--- What the task requires ---
Copy every entry exactly.

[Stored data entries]
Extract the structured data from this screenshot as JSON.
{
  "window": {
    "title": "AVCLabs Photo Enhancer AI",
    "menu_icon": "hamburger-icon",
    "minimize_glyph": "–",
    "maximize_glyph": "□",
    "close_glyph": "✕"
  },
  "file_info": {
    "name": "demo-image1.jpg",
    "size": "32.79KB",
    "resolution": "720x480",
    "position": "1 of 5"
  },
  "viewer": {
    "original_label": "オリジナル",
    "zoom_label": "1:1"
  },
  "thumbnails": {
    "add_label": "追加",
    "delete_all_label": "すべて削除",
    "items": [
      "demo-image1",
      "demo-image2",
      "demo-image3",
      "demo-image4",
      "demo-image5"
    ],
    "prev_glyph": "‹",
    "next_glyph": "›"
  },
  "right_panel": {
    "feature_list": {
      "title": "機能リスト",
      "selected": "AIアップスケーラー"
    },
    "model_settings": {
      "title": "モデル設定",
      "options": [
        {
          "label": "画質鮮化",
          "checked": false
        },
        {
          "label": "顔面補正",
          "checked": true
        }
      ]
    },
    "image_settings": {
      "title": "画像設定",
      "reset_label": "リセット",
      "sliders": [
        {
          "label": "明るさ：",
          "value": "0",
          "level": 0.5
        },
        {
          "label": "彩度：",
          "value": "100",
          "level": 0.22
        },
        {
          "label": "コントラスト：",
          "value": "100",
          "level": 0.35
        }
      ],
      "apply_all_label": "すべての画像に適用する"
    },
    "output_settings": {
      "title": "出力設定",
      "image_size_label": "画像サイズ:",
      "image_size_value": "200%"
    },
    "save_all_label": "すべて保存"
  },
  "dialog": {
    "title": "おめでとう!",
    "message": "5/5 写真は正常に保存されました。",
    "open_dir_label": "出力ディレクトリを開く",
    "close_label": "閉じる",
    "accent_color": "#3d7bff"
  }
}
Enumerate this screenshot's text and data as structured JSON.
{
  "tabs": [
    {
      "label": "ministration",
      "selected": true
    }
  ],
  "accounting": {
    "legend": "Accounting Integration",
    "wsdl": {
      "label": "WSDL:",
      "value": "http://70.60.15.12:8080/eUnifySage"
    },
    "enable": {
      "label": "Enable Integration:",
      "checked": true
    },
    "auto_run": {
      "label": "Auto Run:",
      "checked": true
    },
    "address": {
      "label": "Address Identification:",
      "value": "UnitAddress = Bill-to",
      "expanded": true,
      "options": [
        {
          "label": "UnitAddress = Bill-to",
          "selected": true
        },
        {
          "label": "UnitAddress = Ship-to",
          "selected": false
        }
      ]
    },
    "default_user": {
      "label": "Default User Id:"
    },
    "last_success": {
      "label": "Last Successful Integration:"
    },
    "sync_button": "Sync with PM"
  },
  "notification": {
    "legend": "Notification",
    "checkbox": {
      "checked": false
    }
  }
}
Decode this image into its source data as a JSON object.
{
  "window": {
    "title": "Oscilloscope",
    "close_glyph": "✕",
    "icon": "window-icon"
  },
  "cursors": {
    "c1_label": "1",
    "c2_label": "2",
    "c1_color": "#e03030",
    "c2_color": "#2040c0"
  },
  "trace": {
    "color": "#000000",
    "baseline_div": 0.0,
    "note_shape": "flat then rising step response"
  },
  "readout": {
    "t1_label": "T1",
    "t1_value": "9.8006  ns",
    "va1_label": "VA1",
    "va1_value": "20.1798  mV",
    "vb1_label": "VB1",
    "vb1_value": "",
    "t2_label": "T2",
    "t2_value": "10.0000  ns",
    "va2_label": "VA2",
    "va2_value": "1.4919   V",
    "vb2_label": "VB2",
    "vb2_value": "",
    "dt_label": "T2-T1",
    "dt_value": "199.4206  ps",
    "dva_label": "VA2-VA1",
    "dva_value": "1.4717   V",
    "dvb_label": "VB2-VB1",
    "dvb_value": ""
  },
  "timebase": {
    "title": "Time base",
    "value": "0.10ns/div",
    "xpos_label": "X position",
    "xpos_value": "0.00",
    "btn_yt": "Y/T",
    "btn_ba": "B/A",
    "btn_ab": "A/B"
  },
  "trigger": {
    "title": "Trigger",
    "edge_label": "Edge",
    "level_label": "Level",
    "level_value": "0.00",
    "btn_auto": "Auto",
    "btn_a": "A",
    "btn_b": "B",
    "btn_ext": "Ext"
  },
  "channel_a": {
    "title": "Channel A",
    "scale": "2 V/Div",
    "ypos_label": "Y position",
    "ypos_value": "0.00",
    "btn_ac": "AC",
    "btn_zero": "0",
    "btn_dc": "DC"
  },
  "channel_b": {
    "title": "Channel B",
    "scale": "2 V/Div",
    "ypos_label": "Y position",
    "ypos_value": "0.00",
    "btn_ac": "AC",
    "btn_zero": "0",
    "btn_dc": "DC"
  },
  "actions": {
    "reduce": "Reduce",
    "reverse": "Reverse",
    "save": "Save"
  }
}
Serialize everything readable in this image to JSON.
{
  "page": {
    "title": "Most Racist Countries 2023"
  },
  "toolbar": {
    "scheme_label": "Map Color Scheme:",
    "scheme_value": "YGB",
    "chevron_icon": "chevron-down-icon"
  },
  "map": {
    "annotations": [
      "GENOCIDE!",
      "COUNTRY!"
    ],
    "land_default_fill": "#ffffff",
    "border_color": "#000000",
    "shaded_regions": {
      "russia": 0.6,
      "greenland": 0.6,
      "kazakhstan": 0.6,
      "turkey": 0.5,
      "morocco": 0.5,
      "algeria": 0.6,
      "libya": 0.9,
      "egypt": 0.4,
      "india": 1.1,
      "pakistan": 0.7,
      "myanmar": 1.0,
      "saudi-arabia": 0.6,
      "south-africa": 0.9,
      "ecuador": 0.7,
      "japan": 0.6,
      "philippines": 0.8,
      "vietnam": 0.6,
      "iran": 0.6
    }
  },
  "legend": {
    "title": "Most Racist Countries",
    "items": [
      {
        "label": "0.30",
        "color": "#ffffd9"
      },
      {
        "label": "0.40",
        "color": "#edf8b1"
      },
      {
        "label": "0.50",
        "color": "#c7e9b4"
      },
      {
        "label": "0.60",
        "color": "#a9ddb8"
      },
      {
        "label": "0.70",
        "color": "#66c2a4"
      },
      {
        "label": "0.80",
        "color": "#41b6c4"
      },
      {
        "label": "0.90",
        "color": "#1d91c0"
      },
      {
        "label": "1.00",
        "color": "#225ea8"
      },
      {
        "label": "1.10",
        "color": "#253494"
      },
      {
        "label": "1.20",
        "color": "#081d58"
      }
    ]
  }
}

--- The result ---
Extract the structured data from this screenshot as JSON.
{
  "window": {
    "title": "AVCLabs Photo Enhancer AI",
    "menu_icon": "hamburger-icon",
    "minimize_glyph": "–",
    "maximize_glyph": "□",
    "close_glyph": "✕"
  },
  "file_info": {
    "name": "demo-image1.jpg",
    "size": "32.79KB",
    "resolution": "720x480",
    "position": "1 of 5"
  },
  "viewer": {
    "original_label": "オリジナル",
    "zoom_label": "1:1"
  },
  "thumbnails": {
    "add_label": "追加",
    "delete_all_label": "すべて削除",
    "items": [
      "demo-image1",
      "demo-image2",
      "demo-image3",
      "demo-image4",
      "demo-image5"
    ],
    "prev_glyph": "‹",
    "next_glyph": "›"
  },
  "right_panel": {
    "feature_list": {
      "title": "機能リスト",
      "selected": "AIアップスケーラー"
    },
    "model_settings": {
      "title": "モデル設定",
      "options": [
        {
          "label": "画質鮮化",
          "checked": false
        },
        {
          "label": "顔面補正",
          "checked": true
        }
      ]
    },
    "image_settings": {
      "title": "画像設定",
      "reset_label": "リセット",
      "sliders": [
        {
          "label": "明るさ：",
          "value": "0",
          "level": 0.5
        },
        {
          "label": "彩度：",
          "value": "100",
          "level": 0.22
        },
        {
          "label": "コントラスト：",
          "value": "100",
          "level": 0.35
        }
      ],
      "apply_all_label": "すべての画像に適用する"
    },
    "output_settings": {
      "title": "出力設定",
      "image_size_label": "画像サイズ:",
      "image_size_value": "200%"
    },
    "save_all_label": "すべて保存"
  },
  "dialog": {
    "title": "おめでとう!",
    "message": "5/5 写真は正常に保存されました。",
    "open_dir_label": "出力ディレクトリを開く",
    "close_label": "閉じる",
    "accent_color": "#3d7bff"
  }
}
Enumerate this screenshot's text and data as structured JSON.
{
  "tabs": [
    {
      "label": "ministration",
      "selected": true
    }
  ],
  "accounting": {
    "legend": "Accounting Integration",
    "wsdl": {
      "label": "WSDL:",
      "value": "http://70.60.15.12:8080/eUnifySage"
    },
    "enable": {
      "label": "Enable Integration:",
      "checked": true
    },
    "auto_run": {
      "label": "Auto Run:",
      "checked": true
    },
    "address": {
      "label": "Address Identification:",
      "value": "UnitAddress = Bill-to",
      "expanded": true,
      "options": [
        {
          "label": "UnitAddress = Bill-to",
          "selected": true
        },
        {
          "label": "UnitAddress = Ship-to",
          "selected": false
        }
      ]
    },
    "default_user": {
      "label": "Default User Id:"
    },
    "last_success": {
      "label": "Last Successful Integration:"
    },
    "sync_button": "Sync with PM"
  },
  "notification": {
    "legend": "Notification",
    "checkbox": {
      "checked": false
    }
  }
}
Decode this image into its source data as a JSON object.
{
  "window": {
    "title": "Oscilloscope",
    "close_glyph": "✕",
    "icon": "window-icon"
  },
  "cursors": {
    "c1_label": "1",
    "c2_label": "2",
    "c1_color": "#e03030",
    "c2_color": "#2040c0"
  },
  "trace": {
    "color": "#000000",
    "baseline_div": 0.0,
    "note_shape": "flat then rising step response"
  },
  "readout": {
    "t1_label": "T1",
    "t1_value": "9.8006  ns",
    "va1_label": "VA1",
    "va1_value": "20.1798  mV",
    "vb1_label": "VB1",
    "vb1_value": "",
    "t2_label": "T2",
    "t2_value": "10.0000  ns",
    "va2_label": "VA2",
    "va2_value": "1.4919   V",
    "vb2_label": "VB2",
    "vb2_value": "",
    "dt_label": "T2-T1",
    "dt_value": "199.4206  ps",
    "dva_label": "VA2-VA1",
    "dva_value": "1.4717   V",
    "dvb_label": "VB2-VB1",
    "dvb_value": ""
  },
  "timebase": {
    "title": "Time base",
    "value": "0.10ns/div",
    "xpos_label": "X position",
    "xpos_value": "0.00",
    "btn_yt": "Y/T",
    "btn_ba": "B/A",
    "btn_ab": "A/B"
  },
  "trigger": {
    "title": "Trigger",
    "edge_label": "Edge",
    "level_label": "Level",
    "level_value": "0.00",
    "btn_auto": "Auto",
    "btn_a": "A",
    "btn_b": "B",
    "btn_ext": "Ext"
  },
  "channel_a": {
    "title": "Channel A",
    "scale": "2 V/Div",
    "ypos_label": "Y position",
    "ypos_value": "0.00",
    "btn_ac": "AC",
    "btn_zero": "0",
    "btn_dc": "DC"
  },
  "channel_b": {
    "title": "Channel B",
    "scale": "2 V/Div",
    "ypos_label": "Y position",
    "ypos_value": "0.00",
    "btn_ac": "AC",
    "btn_zero": "0",
    "btn_dc": "DC"
  },
  "actions": {
    "reduce": "Reduce",
    "reverse": "Reverse",
    "save": "Save"
  }
}
Serialize everything readable in this image to JSON.
{
  "page": {
    "title": "Most Racist Countries 2023"
  },
  "toolbar": {
    "scheme_label": "Map Color Scheme:",
    "scheme_value": "YGB",
    "chevron_icon": "chevron-down-icon"
  },
  "map": {
    "annotations": [
      "GENOCIDE!",
      "COUNTRY!"
    ],
    "land_default_fill": "#ffffff",
    "border_color": "#000000",
    "shaded_regions": {
      "russia": 0.6,
      "greenland": 0.6,
      "kazakhstan": 0.6,
      "turkey": 0.5,
      "morocco": 0.5,
      "algeria": 0.6,
      "libya": 0.9,
      "egypt": 0.4,
      "india": 1.1,
      "pakistan": 0.7,
      "myanmar": 1.0,
      "saudi-arabia": 0.6,
      "south-africa": 0.9,
      "ecuador": 0.7,
      "japan": 0.6,
      "philippines": 0.8,
      "vietnam": 0.6,
      "iran": 0.6
    }
  },
  "legend": {
    "title": "Most Racist Countries",
    "items": [
      {
        "label": "0.30",
        "color": "#ffffd9"
      },
      {
        "label": "0.40",
        "color": "#edf8b1"
      },
      {
        "label": "0.50",
        "color": "#c7e9b4"
      },
      {
        "label": "0.60",
        "color": "#a9ddb8"
      },
      {
        "label": "0.70",
        "color": "#66c2a4"
      },
      {
        "label": "0.80",
        "color": "#41b6c4"
      },
      {
        "label": "0.90",
        "color": "#1d91c0"
      },
      {
        "label": "1.00",
        "color": "#225ea8"
      },
      {
        "label": "1.10",
        "color": "#253494"
      },
      {
        "label": "1.20",
        "color": "#081d58"
      }
    ]
  }
}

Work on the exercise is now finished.